- **What to produce**
Lines that contain the string "this" are to be copied; leave out all others.

- **Record list**
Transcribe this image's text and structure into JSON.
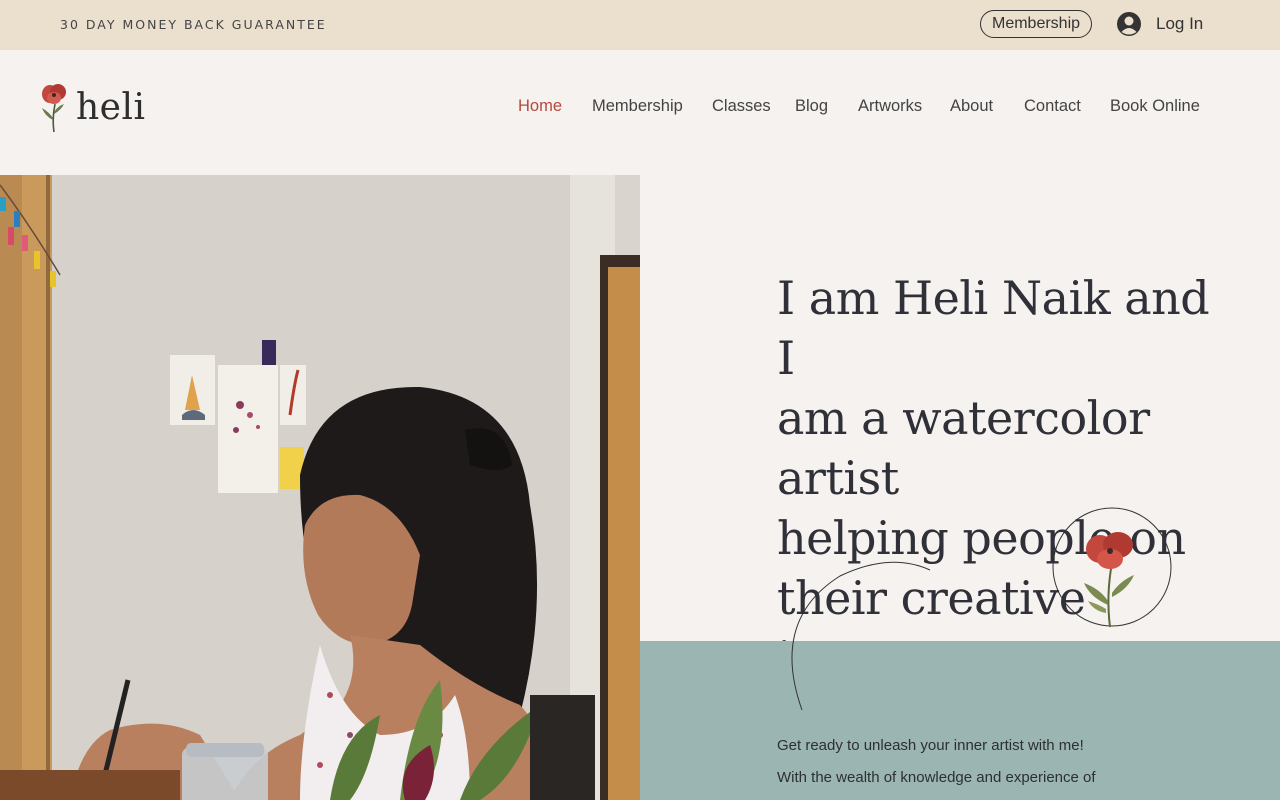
{
  "topbar": {
    "promo": "30 DAY MONEY BACK GUARANTEE",
    "membership_button": "Membership",
    "login_label": "Log In",
    "login_icon": "user-avatar-icon"
  },
  "header": {
    "logo_text": "heli",
    "logo_icon": "poppy-flower-icon",
    "nav": [
      {
        "label": "Home",
        "active": true
      },
      {
        "label": "Membership",
        "active": false
      },
      {
        "label": "Classes",
        "active": false
      },
      {
        "label": "Blog",
        "active": false
      },
      {
        "label": "Artworks",
        "active": false
      },
      {
        "label": "About",
        "active": false
      },
      {
        "label": "Contact",
        "active": false
      },
      {
        "label": "Book Online",
        "active": false
      }
    ]
  },
  "hero": {
    "title_lines": [
      "I am Heli Naik and I",
      "am a watercolor artist",
      "helping people on",
      "their creative journey"
    ],
    "intro_line_1": "Get ready to unleash your inner artist with me!",
    "intro_line_2": "With the wealth of knowledge and experience of"
  },
  "colors": {
    "topbar_bg": "#ebdfce",
    "page_bg": "#f5f2ef",
    "accent_active": "#b8473c",
    "sage_band": "#9bb5b2",
    "text_dark": "#2f3038"
  }
}
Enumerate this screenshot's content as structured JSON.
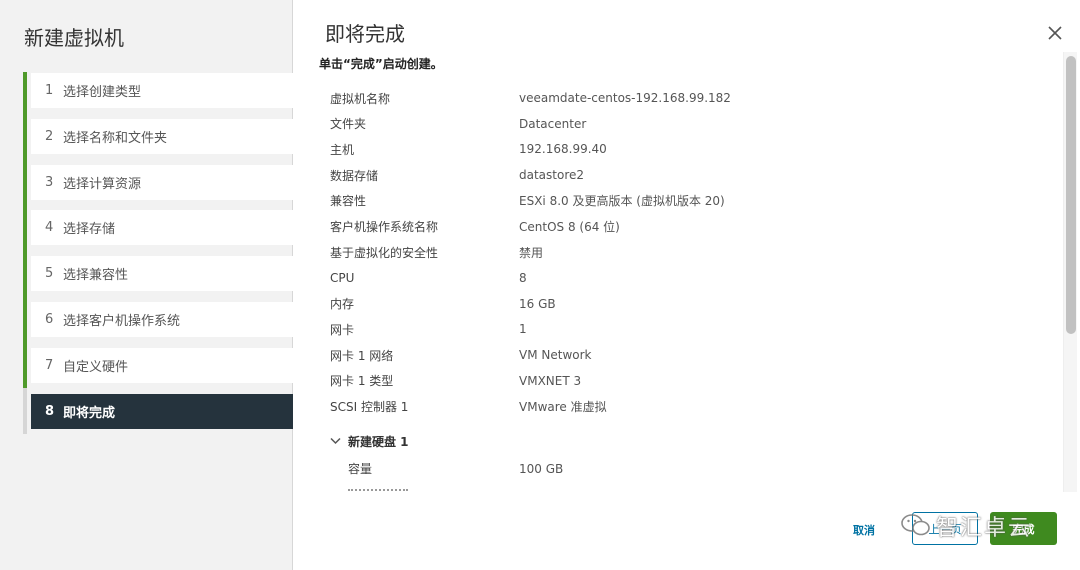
{
  "wizard": {
    "title": "新建虚拟机",
    "steps": [
      {
        "num": "1",
        "label": "选择创建类型"
      },
      {
        "num": "2",
        "label": "选择名称和文件夹"
      },
      {
        "num": "3",
        "label": "选择计算资源"
      },
      {
        "num": "4",
        "label": "选择存储"
      },
      {
        "num": "5",
        "label": "选择兼容性"
      },
      {
        "num": "6",
        "label": "选择客户机操作系统"
      },
      {
        "num": "7",
        "label": "自定义硬件"
      },
      {
        "num": "8",
        "label": "即将完成"
      }
    ],
    "active_step": "8"
  },
  "page": {
    "title": "即将完成",
    "subtitle": "单击“完成”启动创建。",
    "summary": [
      {
        "key": "虚拟机名称",
        "value": "veeamdate-centos-192.168.99.182"
      },
      {
        "key": "文件夹",
        "value": "Datacenter"
      },
      {
        "key": "主机",
        "value": "192.168.99.40"
      },
      {
        "key": "数据存储",
        "value": "datastore2"
      },
      {
        "key": "兼容性",
        "value": "ESXi 8.0 及更高版本 (虚拟机版本 20)"
      },
      {
        "key": "客户机操作系统名称",
        "value": "CentOS 8 (64 位)"
      },
      {
        "key": "基于虚拟化的安全性",
        "value": "禁用"
      },
      {
        "key": "CPU",
        "value": "8"
      },
      {
        "key": "内存",
        "value": "16 GB"
      },
      {
        "key": "网卡",
        "value": "1"
      },
      {
        "key": "网卡 1 网络",
        "value": "VM Network"
      },
      {
        "key": "网卡 1 类型",
        "value": "VMXNET 3"
      },
      {
        "key": "SCSI 控制器 1",
        "value": "VMware 准虚拟"
      }
    ],
    "disk_section": {
      "label": "新建硬盘 1",
      "rows": [
        {
          "key": "容量",
          "value": "100 GB"
        }
      ]
    }
  },
  "footer": {
    "cancel_label": "取消",
    "back_label": "上一页",
    "finish_label": "完成"
  },
  "watermark": {
    "text": "智汇卓云"
  },
  "colors": {
    "accent": "#0072a3",
    "finish": "#3f8a1f",
    "active_step_bg": "#25333d",
    "progress_rail": "#4f9a2a"
  }
}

- **Finished answer**
Transcribe this image's text and structure into JSON.
Enumerate this screenshot's content as structured JSON.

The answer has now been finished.